> 本文:
ところがフランクは一見して怖そうな男でしたが、意外と繊細な神経の持ち主でした。散らかり放題になった家を掃除し、床を磨き、母子の家を修理をマメにこなしていきます。またヘンリーに車の修理を教え、キャッチボールの相手をする姿はまるで父親のよう。 母子は捜査して回っている警察や近隣の人々の目から、つい成り行きで彼をかくまってしまう。そして次第に家族の一員として溶け込むフランクに、アデルは次第に女としてのこれまでの満たされてこなかった思いをぶつけるようになっています。二人で一緒にパイを作る様子がそのままラブシーンに見えてきたり、ふたりが短時間で恋に落ちてしまう過程はちょっと素敵な描き方でした。
母ではなく女として生きたいのにためらいがある母と、フランクに父親像を重ねる息子。そしてフランクには心ならずも殺人を犯した過去がありました。3人の俳優たちの息がうまくあい、信頼が増せば増すほど逮捕の時の迫る不安が増してきます。招かれざる来客が、何度も逮捕のピンチを感じさせるハラハラ感を増幅してくれました。追われる者の緊張感がマックスに向かうほど、実りそうにない愛の辛さが浮き上がっていったのでした。
フランクと一緒にカナダに逃げる恋の逃避行の計画が実行に移されることになって、持ち上がるヘンリーの不安。それは2人は自分を置いて出ていくのではないかといあらぬ疑いでした。けれどもアデルとフランクが交わす視線を盗み見る少年の心は穏やかではいられなかったのです。この物語は、大人へ脱皮しつつあるヘンリーの性への目覚めと葛藤が描かれる面も持っていたのです。しかし本作にはベッドシーンなど官能を描く描写は皆無。あるのは心と体の飢えが満たされることのささやかな幸せなんですね。
心の不安がヘンリーをつき動かして、実の父親への置き手紙を残すことに。結局この置き手紙が、波乱を生むことになり捜査の手が迫ってくるのです。
ここで終われば、ああそういうものかで済ませることもできたはず。けれどもやがて年月が過ぎて大人になったヘンリーに、フランクが彼と母に作ってくれた例の桃のパイが思いがけない人生の贈り物に繋がるところが、余韻を膨らませてくれる後日談でした。そして何よりもラストの心温まる展開が、心地よく胸に染みいったのでした。

> 課題文 1: 一覧の中で「scrollbar[interactable] [738, 10, 743, 230]」を含む行から「tweet-text-line: Worse [33, 281, 130, 319]」を含む行までを、一字一句そのまま抜き出してください。
次に示す一覧は本文とは何の関係もありません。

> 提供一覧:
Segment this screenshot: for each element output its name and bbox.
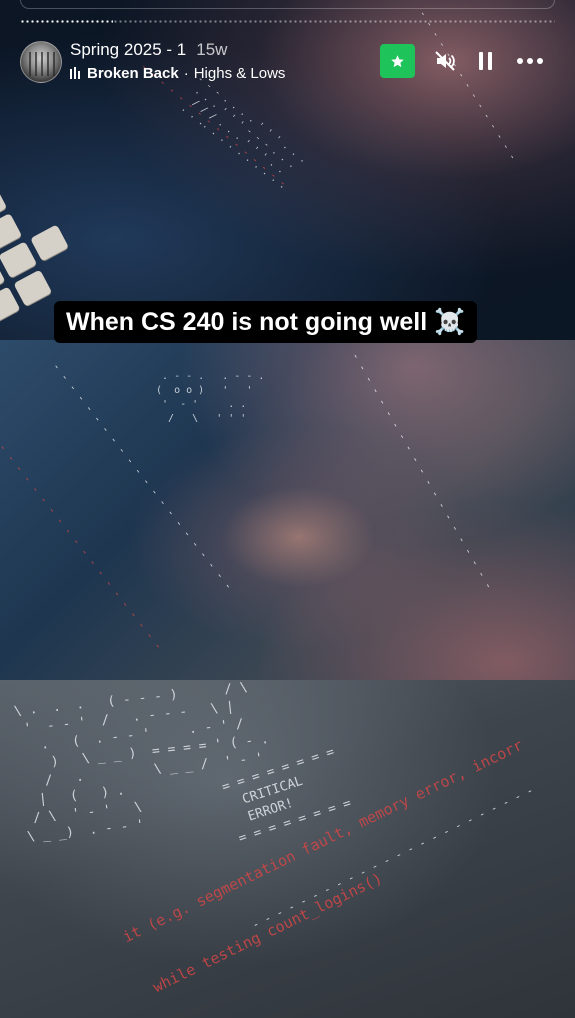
pause-button[interactable] [472,44,498,78]
favorite-button[interactable] [380,44,415,78]
story-progress-bar [20,20,555,23]
story-viewer[interactable]: - - - . . . . ' ' ' . . . . . . ' ' ' - … [0,0,575,1018]
top-frame-edge [20,0,555,9]
muted-speaker-icon [435,51,455,71]
story-title-row: Spring 2025 - 1 15w [70,40,227,60]
story-age: 15w [196,40,228,59]
music-attribution[interactable]: Broken Back · Highs & Lows [70,64,285,82]
progress-segment-current [20,20,113,23]
separator: · [183,64,189,82]
story-title[interactable]: Spring 2025 - 1 [70,40,186,60]
artist-name: Highs & Lows [193,64,286,82]
pause-icon [476,52,494,70]
story-photo-2: - - - - - - - - - - - - - - - - - - - - … [0,340,575,680]
story-photo-3: \ . . . ( - - - ) / \ ' - - ' / . - - - … [0,680,575,1018]
more-options-button[interactable] [512,44,548,78]
music-bars-icon [70,67,80,79]
star-icon [391,54,404,67]
mute-toggle-button[interactable] [430,44,460,78]
progress-segment-remaining [112,20,555,23]
ellipsis-icon [515,58,545,64]
avatar[interactable] [20,41,62,83]
song-title: Broken Back [87,64,179,82]
story-caption[interactable]: When CS 240 is not going well ☠️ [54,301,478,343]
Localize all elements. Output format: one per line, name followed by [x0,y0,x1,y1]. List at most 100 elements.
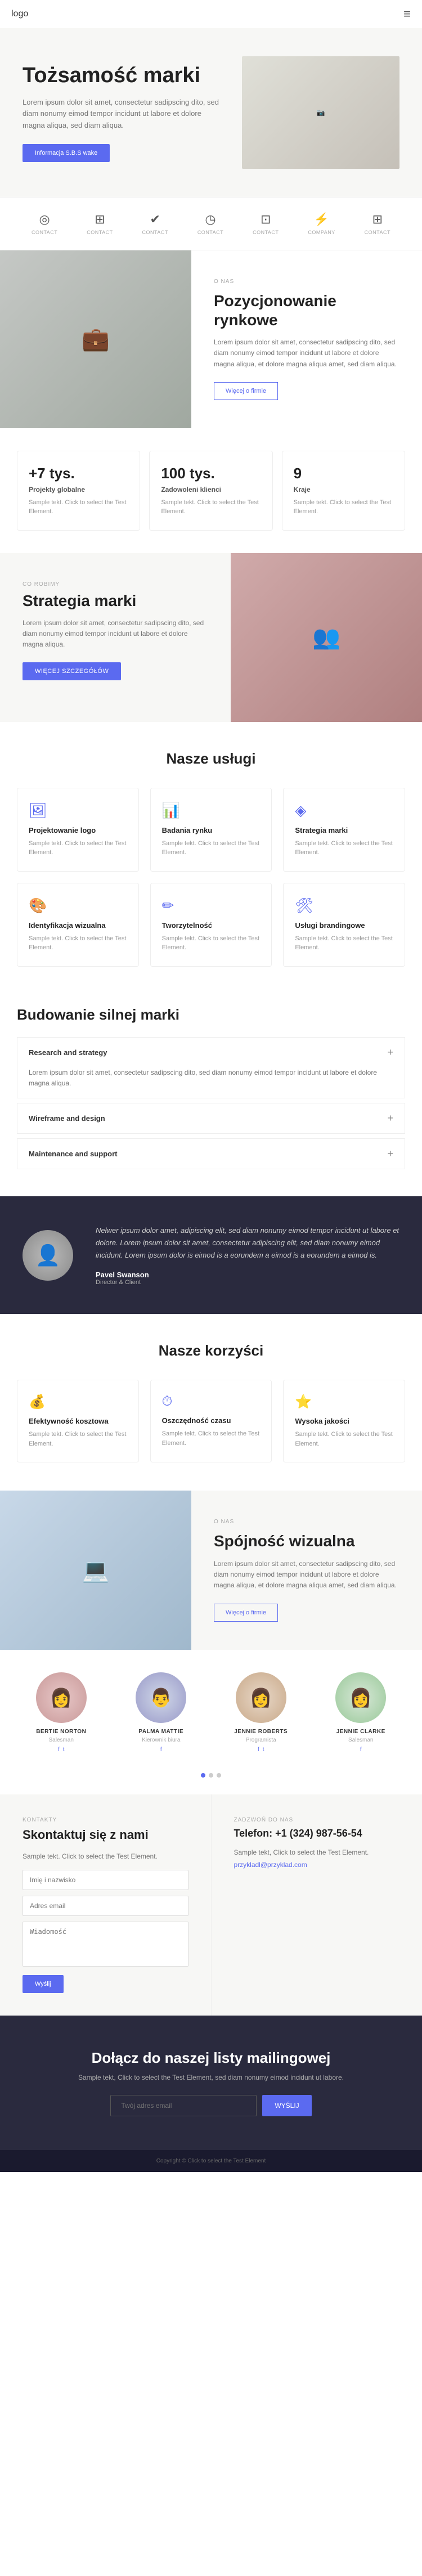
contact-form-title: Skontaktuj się z nami [23,1828,188,1842]
stat-label-1: Zadowoleni klienci [161,486,261,493]
team-card-1: 👨 PALMA MATTIE Kierownik biura f [117,1672,206,1753]
positioning-label: O NAS [214,279,399,285]
accordion-title-0: Research and strategy [29,1048,107,1057]
hero-description: Lorem ipsum dolor sit amet, consectetur … [23,97,225,132]
contact-email-input[interactable] [23,1896,188,1916]
stat-desc-2: Sample tekt. Click to select the Test El… [294,498,393,517]
team-tw-link-0[interactable]: t [63,1747,65,1753]
pagination-dot-1[interactable] [209,1773,213,1778]
contact-icon-6: ⊞ [372,212,383,227]
pagination [0,1764,422,1794]
pagination-dot-2[interactable] [217,1773,221,1778]
strategy-image: 👥 [231,553,422,722]
contact-email[interactable]: przykladl@przyklad.com [234,1861,400,1869]
icon-item-3[interactable]: ◷ CONTACT [197,212,223,235]
pagination-dot-0[interactable] [201,1773,205,1778]
hero-image-placeholder: 📷 [317,109,325,116]
contact-message-input[interactable] [23,1922,188,1967]
accordion-item-2: Maintenance and support + [17,1138,405,1169]
stat-desc-1: Sample tekt. Click to select the Test El… [161,498,261,517]
icon-item-2[interactable]: ✔ CONTACT [142,212,168,235]
team-avatar-1: 👨 [136,1672,186,1723]
hero-title: Tożsamość marki [23,63,225,89]
service-icon-4: ✏ [162,897,261,914]
footer: Copyright © Click to select the Test Ele… [0,2150,422,2172]
team-fb-link-2[interactable]: f [258,1747,259,1753]
positioning-image: 💼 [0,250,191,428]
strategy-section: CO ROBIMY Strategia marki Lorem ipsum do… [0,553,422,722]
visual-identity-image-icon: 💻 [82,1557,110,1583]
accordion-header-1[interactable]: Wireframe and design + [17,1103,405,1133]
contact-section: KONTAKTY Skontaktuj się z nami Sample te… [0,1794,422,2016]
benefit-desc-2: Sample tekt. Click to select the Test El… [295,1430,393,1448]
team-tw-link-2[interactable]: t [263,1747,264,1753]
team-section: 👩 BERTIE NORTON Salesman f t 👨 PALMA MAT… [0,1650,422,1764]
team-fb-link-1[interactable]: f [160,1747,162,1753]
contact-submit-button[interactable]: Wyślij [23,1975,64,1993]
hero-image: 📷 [242,56,399,169]
accordion-header-2[interactable]: Maintenance and support + [17,1139,405,1169]
benefit-title-1: Oszczędność czasu [162,1416,261,1425]
accordion-header-0[interactable]: Research and strategy + [17,1038,405,1067]
stat-card-1: 100 tys. Zadowoleni klienci Sample tekt.… [149,451,272,531]
strategy-button[interactable]: WIĘCEJ SZCZEGÓŁÓW [23,662,121,680]
strategy-label: CO ROBIMY [23,581,208,587]
newsletter-desc: Sample tekt, Click to select the Test El… [23,2074,399,2081]
benefit-desc-1: Sample tekt. Click to select the Test El… [162,1429,261,1448]
contact-form-label: KONTAKTY [23,1817,188,1823]
contact-form-container: KONTAKTY Skontaktuj się z nami Sample te… [0,1794,212,2016]
icon-label-3: CONTACT [197,230,223,235]
accordion-icon-1: + [387,1112,393,1124]
newsletter-submit-button[interactable]: WYŚLIJ [262,2095,311,2116]
team-name-3: JENNIE CLARKE [317,1729,406,1735]
visual-identity-label: O NAS [214,1519,399,1525]
visual-identity-button[interactable]: Więcej o firmie [214,1604,278,1622]
icon-item-0[interactable]: ◎ CONTACT [32,212,57,235]
service-card-5: 🛠 Usługi brandingowe Sample tekt. Click … [283,883,405,967]
team-name-1: PALMA MATTIE [117,1729,206,1735]
icon-item-4[interactable]: ⊡ CONTACT [253,212,279,235]
service-card-2: ◈ Strategia marki Sample tekt. Click to … [283,788,405,872]
benefits-section: Nasze korzyści 💰 Efektywność kosztowa Sa… [0,1314,422,1491]
benefit-card-2: ⭐ Wysoka jakości Sample tekt. Click to s… [283,1380,405,1462]
hero-button[interactable]: Informacja S.B.S wake [23,144,110,162]
company-icon-5: ⚡ [314,212,329,227]
service-title-1: Badania rynku [162,826,261,834]
newsletter-form: WYŚLIJ [23,2095,399,2116]
contact-icon-4: ⊡ [261,212,271,227]
contact-icon-1: ⊞ [95,212,105,227]
service-desc-5: Sample tekt. Click to select the Test El… [295,934,393,953]
icon-item-6[interactable]: ⊞ CONTACT [365,212,390,235]
visual-identity-content: O NAS Spójność wizualna Lorem ipsum dolo… [191,1491,422,1649]
contact-info-container: ZADZWOŃ DO NAS Telefon: +1 (324) 987-56-… [212,1794,422,2016]
team-avatar-3: 👩 [335,1672,386,1723]
positioning-button[interactable]: Więcej o firmie [214,382,278,400]
benefits-title: Nasze korzyści [17,1342,405,1359]
accordion-body-0: Lorem ipsum dolor sit amet, consectetur … [17,1067,405,1098]
icon-item-5[interactable]: ⚡ COMPANY [308,212,335,235]
benefit-icon-0: 💰 [29,1394,127,1410]
contact-form-desc: Sample tekt. Click to select the Test El… [23,1851,188,1862]
service-card-3: 🎨 Identyfikacja wizualna Sample tekt. Cl… [17,883,139,967]
team-avatar-0: 👩 [36,1672,87,1723]
visual-identity-title: Spójność wizualna [214,1532,399,1551]
testimonial-avatar-icon: 👤 [35,1244,61,1267]
accordion-item-0: Research and strategy + Lorem ipsum dolo… [17,1037,405,1098]
positioning-desc: Lorem ipsum dolor sit amet, consectetur … [214,337,399,370]
contact-name-input[interactable] [23,1870,188,1890]
accordion-item-1: Wireframe and design + [17,1103,405,1134]
team-fb-link-0[interactable]: f [58,1747,60,1753]
service-desc-1: Sample tekt. Click to select the Test El… [162,839,261,858]
newsletter-title: Dołącz do naszej listy mailingowej [23,2049,399,2067]
stat-label-2: Kraje [294,486,393,493]
stat-number-2: 9 [294,465,393,482]
icon-item-1[interactable]: ⊞ CONTACT [87,212,113,235]
team-fb-link-3[interactable]: f [360,1747,362,1753]
icon-label-6: CONTACT [365,230,390,235]
contact-icon-3: ◷ [205,212,216,227]
nav-logo: logo [11,9,28,19]
nav-menu-icon[interactable]: ≡ [403,7,411,21]
team-links-0: f t [17,1747,106,1753]
team-avatar-2: 👩 [236,1672,286,1723]
newsletter-email-input[interactable] [110,2095,257,2116]
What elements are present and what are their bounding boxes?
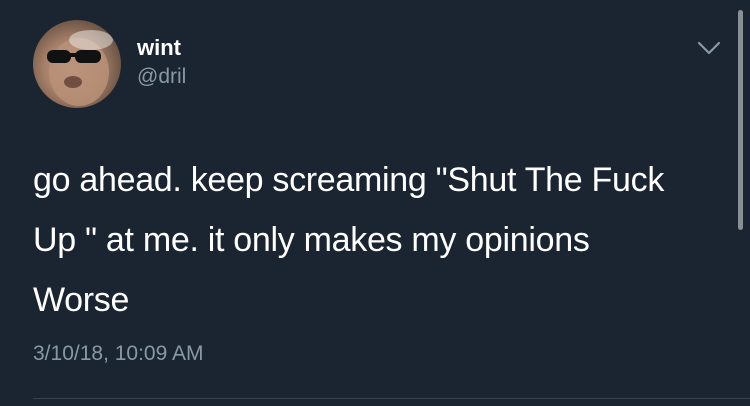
scrollbar[interactable] [738, 10, 743, 230]
divider [33, 398, 750, 399]
author-display-name[interactable]: wint [137, 35, 181, 61]
tweet-timestamp[interactable]: 3/10/18, 10:09 AM [33, 341, 203, 367]
avatar[interactable] [33, 20, 121, 108]
tweet-text-line: Up " at me. it only makes my opinions [33, 221, 590, 259]
tweet-text: go ahead. keep screaming "Shut The Fuck … [33, 150, 733, 330]
tweet-text-line: Worse [33, 281, 130, 319]
avatar-photo [47, 30, 113, 106]
author-handle[interactable]: @dril [137, 64, 186, 90]
chevron-down-icon[interactable] [695, 36, 723, 60]
tweet-text-line: go ahead. keep screaming "Shut The Fuck [33, 161, 665, 199]
tweet-card: wint @dril go ahead. keep screaming "Shu… [0, 0, 750, 406]
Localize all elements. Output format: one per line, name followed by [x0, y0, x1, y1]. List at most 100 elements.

> 課題文 2: 本文によると、フランクとアデルはどこへ逃げる計画を立てていましたか。

> 出力結果 1:
scrollbar[interactable] [738, 10, 743, 230]
divider [33, 398, 750, 399]
author-display-name[interactable]: wint [137, 35, 181, 61]
tweet-timestamp[interactable]: 3/10/18, 10:09 AM [33, 341, 203, 367]
avatar[interactable] [33, 20, 121, 108]
tweet-text-line: Up " at me. it only makes my opinions [33, 221, 590, 259]
tweet-text: go ahead. keep screaming "Shut The Fuck … [33, 150, 733, 330]
tweet-text-line: Worse [33, 281, 130, 319]

> 出力結果 2: カナダへ逃げる計画でした。